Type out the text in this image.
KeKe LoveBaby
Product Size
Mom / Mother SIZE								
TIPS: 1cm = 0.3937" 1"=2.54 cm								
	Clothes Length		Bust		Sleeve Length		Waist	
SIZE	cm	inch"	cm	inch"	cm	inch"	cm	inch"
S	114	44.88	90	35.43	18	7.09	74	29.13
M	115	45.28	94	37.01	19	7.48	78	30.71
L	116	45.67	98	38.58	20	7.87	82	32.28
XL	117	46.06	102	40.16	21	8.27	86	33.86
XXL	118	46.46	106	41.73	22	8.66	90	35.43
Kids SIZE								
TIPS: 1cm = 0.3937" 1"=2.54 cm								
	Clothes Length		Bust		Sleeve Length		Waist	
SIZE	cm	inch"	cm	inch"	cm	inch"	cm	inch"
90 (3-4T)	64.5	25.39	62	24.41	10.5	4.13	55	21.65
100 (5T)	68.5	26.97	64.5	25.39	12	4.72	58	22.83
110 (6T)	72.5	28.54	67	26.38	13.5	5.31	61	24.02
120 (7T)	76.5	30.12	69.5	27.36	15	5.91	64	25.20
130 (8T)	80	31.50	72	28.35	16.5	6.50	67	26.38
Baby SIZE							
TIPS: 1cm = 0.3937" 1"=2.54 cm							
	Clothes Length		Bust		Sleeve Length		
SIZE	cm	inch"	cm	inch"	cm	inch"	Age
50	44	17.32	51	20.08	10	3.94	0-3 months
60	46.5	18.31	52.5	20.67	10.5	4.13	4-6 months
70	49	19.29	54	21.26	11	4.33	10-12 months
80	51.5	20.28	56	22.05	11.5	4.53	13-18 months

■ INSTRUCTIONS FOR THE TASK:
Extract each line of the listing above, copying it word for word.

■ SOLUTION TO THE EXERCISE:
Type out the text in this image.
KeKe LoveBaby
Product Size
Mom / Mother SIZE								
TIPS: 1cm = 0.3937" 1"=2.54 cm								
	Clothes Length		Bust		Sleeve Length		Waist	
SIZE	cm	inch"	cm	inch"	cm	inch"	cm	inch"
S	114	44.88	90	35.43	18	7.09	74	29.13
M	115	45.28	94	37.01	19	7.48	78	30.71
L	116	45.67	98	38.58	20	7.87	82	32.28
XL	117	46.06	102	40.16	21	8.27	86	33.86
XXL	118	46.46	106	41.73	22	8.66	90	35.43
Kids SIZE								
TIPS: 1cm = 0.3937" 1"=2.54 cm								
	Clothes Length		Bust		Sleeve Length		Waist	
SIZE	cm	inch"	cm	inch"	cm	inch"	cm	inch"
90 (3-4T)	64.5	25.39	62	24.41	10.5	4.13	55	21.65
100 (5T)	68.5	26.97	64.5	25.39	12	4.72	58	22.83
110 (6T)	72.5	28.54	67	26.38	13.5	5.31	61	24.02
120 (7T)	76.5	30.12	69.5	27.36	15	5.91	64	25.20
130 (8T)	80	31.50	72	28.35	16.5	6.50	67	26.38
Baby SIZE							
TIPS: 1cm = 0.3937" 1"=2.54 cm							
	Clothes Length		Bust		Sleeve Length		
SIZE	cm	inch"	cm	inch"	cm	inch"	Age
50	44	17.32	51	20.08	10	3.94	0-3 months
60	46.5	18.31	52.5	20.67	10.5	4.13	4-6 months
70	49	19.29	54	21.26	11	4.33	10-12 months
80	51.5	20.28	56	22.05	11.5	4.53	13-18 months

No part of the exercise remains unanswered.